WORK REQUIRED - Provide the data again in its entirety, exactly as given.
# Start of GIVEN DATA
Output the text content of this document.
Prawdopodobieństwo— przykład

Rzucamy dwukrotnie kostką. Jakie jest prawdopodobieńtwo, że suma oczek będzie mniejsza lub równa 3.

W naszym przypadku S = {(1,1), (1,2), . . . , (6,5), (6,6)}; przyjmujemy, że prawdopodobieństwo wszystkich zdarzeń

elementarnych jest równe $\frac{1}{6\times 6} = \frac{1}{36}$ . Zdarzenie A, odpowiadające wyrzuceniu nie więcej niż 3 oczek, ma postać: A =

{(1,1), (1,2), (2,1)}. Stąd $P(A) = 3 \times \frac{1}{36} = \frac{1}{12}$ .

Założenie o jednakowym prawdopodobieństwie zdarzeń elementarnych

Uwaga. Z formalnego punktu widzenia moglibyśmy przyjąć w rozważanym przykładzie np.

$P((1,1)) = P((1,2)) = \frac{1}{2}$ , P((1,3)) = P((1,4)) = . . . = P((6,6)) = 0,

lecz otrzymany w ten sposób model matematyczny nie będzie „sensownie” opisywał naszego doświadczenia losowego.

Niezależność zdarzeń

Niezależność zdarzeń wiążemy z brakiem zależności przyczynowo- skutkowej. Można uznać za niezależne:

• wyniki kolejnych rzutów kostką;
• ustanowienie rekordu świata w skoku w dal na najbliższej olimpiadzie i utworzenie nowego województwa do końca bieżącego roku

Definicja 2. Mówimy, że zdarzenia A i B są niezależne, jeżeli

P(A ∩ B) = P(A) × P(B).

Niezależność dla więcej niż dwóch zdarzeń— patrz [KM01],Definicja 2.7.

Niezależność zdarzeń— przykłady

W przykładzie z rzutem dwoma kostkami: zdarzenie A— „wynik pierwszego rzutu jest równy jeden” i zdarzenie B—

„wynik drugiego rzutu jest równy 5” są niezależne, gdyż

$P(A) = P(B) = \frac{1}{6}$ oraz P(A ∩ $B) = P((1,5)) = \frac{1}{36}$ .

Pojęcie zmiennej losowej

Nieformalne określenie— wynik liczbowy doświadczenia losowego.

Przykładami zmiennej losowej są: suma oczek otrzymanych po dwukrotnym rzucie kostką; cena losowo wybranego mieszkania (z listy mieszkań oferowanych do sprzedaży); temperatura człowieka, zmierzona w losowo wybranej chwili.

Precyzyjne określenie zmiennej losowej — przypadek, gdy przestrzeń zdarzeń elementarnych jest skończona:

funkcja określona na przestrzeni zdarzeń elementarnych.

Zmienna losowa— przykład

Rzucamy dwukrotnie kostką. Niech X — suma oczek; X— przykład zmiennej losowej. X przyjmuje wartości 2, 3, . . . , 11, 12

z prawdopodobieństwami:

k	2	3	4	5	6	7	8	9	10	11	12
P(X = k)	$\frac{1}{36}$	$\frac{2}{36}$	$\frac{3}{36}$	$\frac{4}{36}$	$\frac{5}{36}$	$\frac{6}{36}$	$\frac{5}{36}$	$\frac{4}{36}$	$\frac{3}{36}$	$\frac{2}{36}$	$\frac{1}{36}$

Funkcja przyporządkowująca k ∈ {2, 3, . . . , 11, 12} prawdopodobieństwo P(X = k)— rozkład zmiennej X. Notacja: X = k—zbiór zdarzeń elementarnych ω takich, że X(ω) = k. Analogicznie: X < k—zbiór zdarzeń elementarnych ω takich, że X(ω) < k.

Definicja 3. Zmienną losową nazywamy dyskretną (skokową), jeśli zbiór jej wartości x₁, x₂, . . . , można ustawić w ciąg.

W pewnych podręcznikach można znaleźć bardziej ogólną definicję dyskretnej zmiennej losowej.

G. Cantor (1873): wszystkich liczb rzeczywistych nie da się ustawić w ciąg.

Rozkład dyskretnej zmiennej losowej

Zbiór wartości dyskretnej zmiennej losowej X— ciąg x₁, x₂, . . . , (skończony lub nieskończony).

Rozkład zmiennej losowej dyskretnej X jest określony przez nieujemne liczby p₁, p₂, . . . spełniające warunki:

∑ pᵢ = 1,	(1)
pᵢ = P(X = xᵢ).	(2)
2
# End of GIVEN DATA
ANSWER TO THE TASK -
Output the text content of this document.
Prawdopodobieństwo— przykład

Rzucamy dwukrotnie kostką. Jakie jest prawdopodobieńtwo, że suma oczek będzie mniejsza lub równa 3.

W naszym przypadku S = {(1,1), (1,2), . . . , (6,5), (6,6)}; przyjmujemy, że prawdopodobieństwo wszystkich zdarzeń

elementarnych jest równe $\frac{1}{6\times 6} = \frac{1}{36}$ . Zdarzenie A, odpowiadające wyrzuceniu nie więcej niż 3 oczek, ma postać: A =

{(1,1), (1,2), (2,1)}. Stąd $P(A) = 3 \times \frac{1}{36} = \frac{1}{12}$ .

Założenie o jednakowym prawdopodobieństwie zdarzeń elementarnych

Uwaga. Z formalnego punktu widzenia moglibyśmy przyjąć w rozważanym przykładzie np.

$P((1,1)) = P((1,2)) = \frac{1}{2}$ , P((1,3)) = P((1,4)) = . . . = P((6,6)) = 0,

lecz otrzymany w ten sposób model matematyczny nie będzie „sensownie” opisywał naszego doświadczenia losowego.

Niezależność zdarzeń

Niezależność zdarzeń wiążemy z brakiem zależności przyczynowo- skutkowej. Można uznać za niezależne:

• wyniki kolejnych rzutów kostką;
• ustanowienie rekordu świata w skoku w dal na najbliższej olimpiadzie i utworzenie nowego województwa do końca bieżącego roku

Definicja 2. Mówimy, że zdarzenia A i B są niezależne, jeżeli

P(A ∩ B) = P(A) × P(B).

Niezależność dla więcej niż dwóch zdarzeń— patrz [KM01],Definicja 2.7.

Niezależność zdarzeń— przykłady

W przykładzie z rzutem dwoma kostkami: zdarzenie A— „wynik pierwszego rzutu jest równy jeden” i zdarzenie B—

„wynik drugiego rzutu jest równy 5” są niezależne, gdyż

$P(A) = P(B) = \frac{1}{6}$ oraz P(A ∩ $B) = P((1,5)) = \frac{1}{36}$ .

Pojęcie zmiennej losowej

Nieformalne określenie— wynik liczbowy doświadczenia losowego.

Przykładami zmiennej losowej są: suma oczek otrzymanych po dwukrotnym rzucie kostką; cena losowo wybranego mieszkania (z listy mieszkań oferowanych do sprzedaży); temperatura człowieka, zmierzona w losowo wybranej chwili.

Precyzyjne określenie zmiennej losowej — przypadek, gdy przestrzeń zdarzeń elementarnych jest skończona:

funkcja określona na przestrzeni zdarzeń elementarnych.

Zmienna losowa— przykład

Rzucamy dwukrotnie kostką. Niech X — suma oczek; X— przykład zmiennej losowej. X przyjmuje wartości 2, 3, . . . , 11, 12

z prawdopodobieństwami:

k	2	3	4	5	6	7	8	9	10	11	12
P(X = k)	$\frac{1}{36}$	$\frac{2}{36}$	$\frac{3}{36}$	$\frac{4}{36}$	$\frac{5}{36}$	$\frac{6}{36}$	$\frac{5}{36}$	$\frac{4}{36}$	$\frac{3}{36}$	$\frac{2}{36}$	$\frac{1}{36}$

Funkcja przyporządkowująca k ∈ {2, 3, . . . , 11, 12} prawdopodobieństwo P(X = k)— rozkład zmiennej X. Notacja: X = k—zbiór zdarzeń elementarnych ω takich, że X(ω) = k. Analogicznie: X < k—zbiór zdarzeń elementarnych ω takich, że X(ω) < k.

Definicja 3. Zmienną losową nazywamy dyskretną (skokową), jeśli zbiór jej wartości x₁, x₂, . . . , można ustawić w ciąg.

W pewnych podręcznikach można znaleźć bardziej ogólną definicję dyskretnej zmiennej losowej.

G. Cantor (1873): wszystkich liczb rzeczywistych nie da się ustawić w ciąg.

Rozkład dyskretnej zmiennej losowej

Zbiór wartości dyskretnej zmiennej losowej X— ciąg x₁, x₂, . . . , (skończony lub nieskończony).

Rozkład zmiennej losowej dyskretnej X jest określony przez nieujemne liczby p₁, p₂, . . . spełniające warunki:

∑ pᵢ = 1,	(1)
pᵢ = P(X = xᵢ).	(2)
2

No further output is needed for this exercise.